> [Dataset rows]
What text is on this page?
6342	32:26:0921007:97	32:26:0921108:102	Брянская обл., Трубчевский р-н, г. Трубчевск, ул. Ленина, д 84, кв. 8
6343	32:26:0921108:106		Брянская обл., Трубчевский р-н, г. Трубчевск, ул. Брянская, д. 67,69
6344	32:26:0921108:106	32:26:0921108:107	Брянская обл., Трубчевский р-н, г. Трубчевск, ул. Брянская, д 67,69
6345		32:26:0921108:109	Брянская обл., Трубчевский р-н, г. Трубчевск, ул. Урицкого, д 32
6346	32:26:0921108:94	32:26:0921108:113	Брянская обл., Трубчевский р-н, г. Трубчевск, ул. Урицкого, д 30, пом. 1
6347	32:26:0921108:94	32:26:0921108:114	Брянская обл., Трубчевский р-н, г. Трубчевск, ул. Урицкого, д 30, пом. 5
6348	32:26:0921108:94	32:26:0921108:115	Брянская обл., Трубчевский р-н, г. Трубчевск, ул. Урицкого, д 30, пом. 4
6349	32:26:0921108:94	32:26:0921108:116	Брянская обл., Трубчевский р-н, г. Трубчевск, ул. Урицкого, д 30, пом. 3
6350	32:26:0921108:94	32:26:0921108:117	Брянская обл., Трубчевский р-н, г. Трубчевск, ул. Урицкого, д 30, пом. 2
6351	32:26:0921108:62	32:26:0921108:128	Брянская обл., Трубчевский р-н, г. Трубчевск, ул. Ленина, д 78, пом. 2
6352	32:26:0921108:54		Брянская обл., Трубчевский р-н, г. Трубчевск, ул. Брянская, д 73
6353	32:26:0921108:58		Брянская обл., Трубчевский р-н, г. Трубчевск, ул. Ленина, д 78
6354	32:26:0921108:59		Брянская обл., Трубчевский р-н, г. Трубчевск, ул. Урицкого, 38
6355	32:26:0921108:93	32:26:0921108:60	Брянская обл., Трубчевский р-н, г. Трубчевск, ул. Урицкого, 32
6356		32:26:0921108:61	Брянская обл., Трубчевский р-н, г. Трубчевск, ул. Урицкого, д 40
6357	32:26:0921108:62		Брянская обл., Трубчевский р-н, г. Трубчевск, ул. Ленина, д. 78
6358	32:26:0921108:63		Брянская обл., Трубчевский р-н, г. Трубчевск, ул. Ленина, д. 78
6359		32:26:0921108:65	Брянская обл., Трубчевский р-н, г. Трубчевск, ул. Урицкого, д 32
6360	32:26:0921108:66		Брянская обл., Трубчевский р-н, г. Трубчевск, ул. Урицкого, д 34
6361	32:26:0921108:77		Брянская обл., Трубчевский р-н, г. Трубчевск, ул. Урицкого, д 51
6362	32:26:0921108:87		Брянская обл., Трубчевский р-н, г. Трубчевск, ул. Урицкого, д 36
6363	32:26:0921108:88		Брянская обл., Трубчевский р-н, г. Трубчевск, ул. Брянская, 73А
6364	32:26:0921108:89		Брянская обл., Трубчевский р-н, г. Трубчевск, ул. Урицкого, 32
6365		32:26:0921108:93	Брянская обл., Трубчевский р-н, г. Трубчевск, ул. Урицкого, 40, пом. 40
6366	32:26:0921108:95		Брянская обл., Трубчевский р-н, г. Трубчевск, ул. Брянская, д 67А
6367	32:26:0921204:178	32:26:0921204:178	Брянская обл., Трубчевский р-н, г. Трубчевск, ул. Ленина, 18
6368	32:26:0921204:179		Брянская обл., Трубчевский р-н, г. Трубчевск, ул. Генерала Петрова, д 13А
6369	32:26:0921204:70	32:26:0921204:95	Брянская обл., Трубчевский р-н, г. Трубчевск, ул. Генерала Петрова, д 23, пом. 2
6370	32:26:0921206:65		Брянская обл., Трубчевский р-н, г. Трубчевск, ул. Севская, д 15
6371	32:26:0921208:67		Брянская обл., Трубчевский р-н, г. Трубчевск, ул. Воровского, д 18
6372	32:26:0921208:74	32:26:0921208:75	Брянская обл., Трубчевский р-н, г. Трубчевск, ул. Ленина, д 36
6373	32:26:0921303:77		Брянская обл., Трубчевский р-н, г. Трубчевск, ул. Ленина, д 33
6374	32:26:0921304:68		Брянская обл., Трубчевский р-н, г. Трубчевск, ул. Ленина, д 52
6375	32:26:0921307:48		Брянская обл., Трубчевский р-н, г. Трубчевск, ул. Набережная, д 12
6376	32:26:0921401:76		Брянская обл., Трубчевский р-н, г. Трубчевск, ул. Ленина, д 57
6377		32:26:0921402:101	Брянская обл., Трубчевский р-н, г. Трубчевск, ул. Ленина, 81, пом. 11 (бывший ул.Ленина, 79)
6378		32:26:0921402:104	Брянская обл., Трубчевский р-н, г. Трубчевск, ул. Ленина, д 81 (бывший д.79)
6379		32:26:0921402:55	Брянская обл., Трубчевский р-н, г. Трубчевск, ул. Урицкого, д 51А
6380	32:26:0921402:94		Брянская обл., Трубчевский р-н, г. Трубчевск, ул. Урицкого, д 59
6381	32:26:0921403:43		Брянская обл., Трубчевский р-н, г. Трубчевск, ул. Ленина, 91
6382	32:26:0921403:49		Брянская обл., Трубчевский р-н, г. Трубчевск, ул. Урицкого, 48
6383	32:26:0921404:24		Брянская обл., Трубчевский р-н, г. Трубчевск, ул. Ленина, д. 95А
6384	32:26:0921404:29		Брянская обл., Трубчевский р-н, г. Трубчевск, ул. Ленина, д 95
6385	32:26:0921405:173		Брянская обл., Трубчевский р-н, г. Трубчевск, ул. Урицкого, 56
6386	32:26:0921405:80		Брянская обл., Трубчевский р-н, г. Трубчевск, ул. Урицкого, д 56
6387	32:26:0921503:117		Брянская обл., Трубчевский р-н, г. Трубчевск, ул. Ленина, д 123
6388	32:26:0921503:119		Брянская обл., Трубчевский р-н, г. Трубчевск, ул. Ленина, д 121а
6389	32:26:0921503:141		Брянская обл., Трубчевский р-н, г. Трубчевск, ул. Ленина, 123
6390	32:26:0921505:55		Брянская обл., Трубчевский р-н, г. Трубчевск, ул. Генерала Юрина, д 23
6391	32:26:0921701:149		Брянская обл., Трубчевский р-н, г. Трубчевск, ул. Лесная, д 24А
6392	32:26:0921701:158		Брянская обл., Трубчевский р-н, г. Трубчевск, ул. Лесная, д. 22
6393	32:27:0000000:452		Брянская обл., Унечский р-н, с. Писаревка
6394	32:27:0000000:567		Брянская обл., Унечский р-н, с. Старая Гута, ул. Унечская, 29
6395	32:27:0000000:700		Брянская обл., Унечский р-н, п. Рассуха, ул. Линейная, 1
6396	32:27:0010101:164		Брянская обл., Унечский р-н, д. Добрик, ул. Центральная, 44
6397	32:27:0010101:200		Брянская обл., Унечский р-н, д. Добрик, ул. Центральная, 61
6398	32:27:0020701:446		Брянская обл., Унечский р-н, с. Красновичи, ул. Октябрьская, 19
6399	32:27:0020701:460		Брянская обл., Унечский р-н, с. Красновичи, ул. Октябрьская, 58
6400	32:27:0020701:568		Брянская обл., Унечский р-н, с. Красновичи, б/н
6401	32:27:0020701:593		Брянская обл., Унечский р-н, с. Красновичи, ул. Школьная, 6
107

> [Task]
Show all lines in the entries above where the string "бывший" appears.

> [Reply to the task]
6377		32:26:0921402:101	Брянская обл., Трубчевский р-н, г. Трубчевск, ул. Ленина, 81, пом. 11 (бывший ул.Ленина, 79)
6378		32:26:0921402:104	Брянская обл., Трубчевский р-н, г. Трубчевск, ул. Ленина, д 81 (бывший д.79)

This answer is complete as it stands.